Do this. Leaving out all images, write out the records that follow exactly.

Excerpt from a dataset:

......

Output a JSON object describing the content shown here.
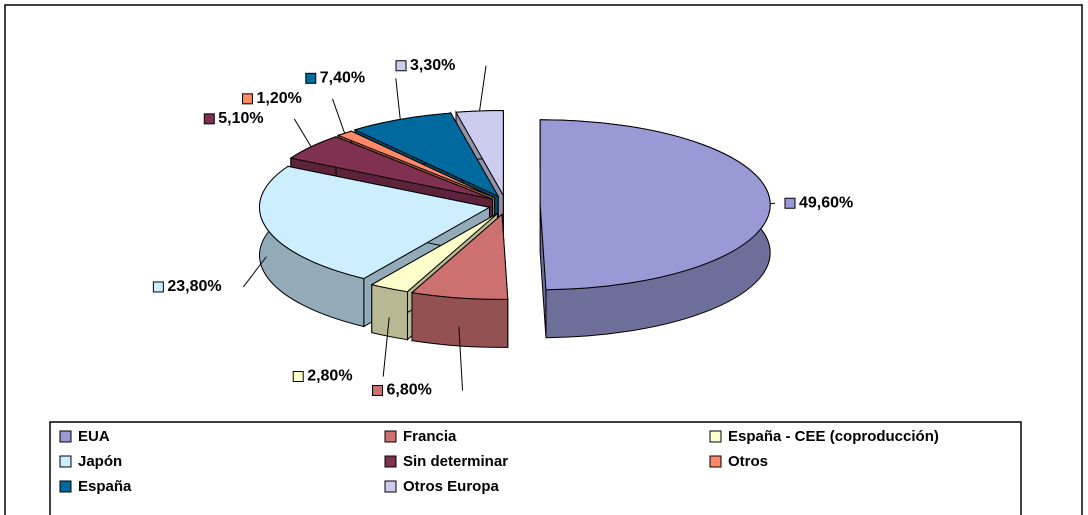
{
  "chart_data": {
    "type": "pie",
    "categories": [
      "EUA",
      "Francia",
      "España - CEE (coproducción)",
      "Japón",
      "Sin determinar",
      "Otros",
      "España",
      "Otros Europa"
    ],
    "values": [
      49.6,
      6.8,
      2.8,
      23.8,
      5.1,
      1.2,
      7.4,
      3.3
    ],
    "value_labels": [
      "49,60%",
      "6,80%",
      "2,80%",
      "23,80%",
      "5,10%",
      "1,20%",
      "7,40%",
      "3,30%"
    ],
    "colors": [
      "#9999d6",
      "#cc7070",
      "#ffffcc",
      "#cceeff",
      "#803050",
      "#ff8866",
      "#006a9e",
      "#ccccee"
    ],
    "legend": "bottom"
  }
}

......

The solution.
Output a JSON object describing the content shown here.
{
  "chart_data": {
    "type": "pie",
    "categories": [
      "EUA",
      "Francia",
      "España - CEE (coproducción)",
      "Japón",
      "Sin determinar",
      "Otros",
      "España",
      "Otros Europa"
    ],
    "values": [
      49.6,
      6.8,
      2.8,
      23.8,
      5.1,
      1.2,
      7.4,
      3.3
    ],
    "value_labels": [
      "49,60%",
      "6,80%",
      "2,80%",
      "23,80%",
      "5,10%",
      "1,20%",
      "7,40%",
      "3,30%"
    ],
    "colors": [
      "#9999d6",
      "#cc7070",
      "#ffffcc",
      "#cceeff",
      "#803050",
      "#ff8866",
      "#006a9e",
      "#ccccee"
    ],
    "legend": "bottom"
  }
}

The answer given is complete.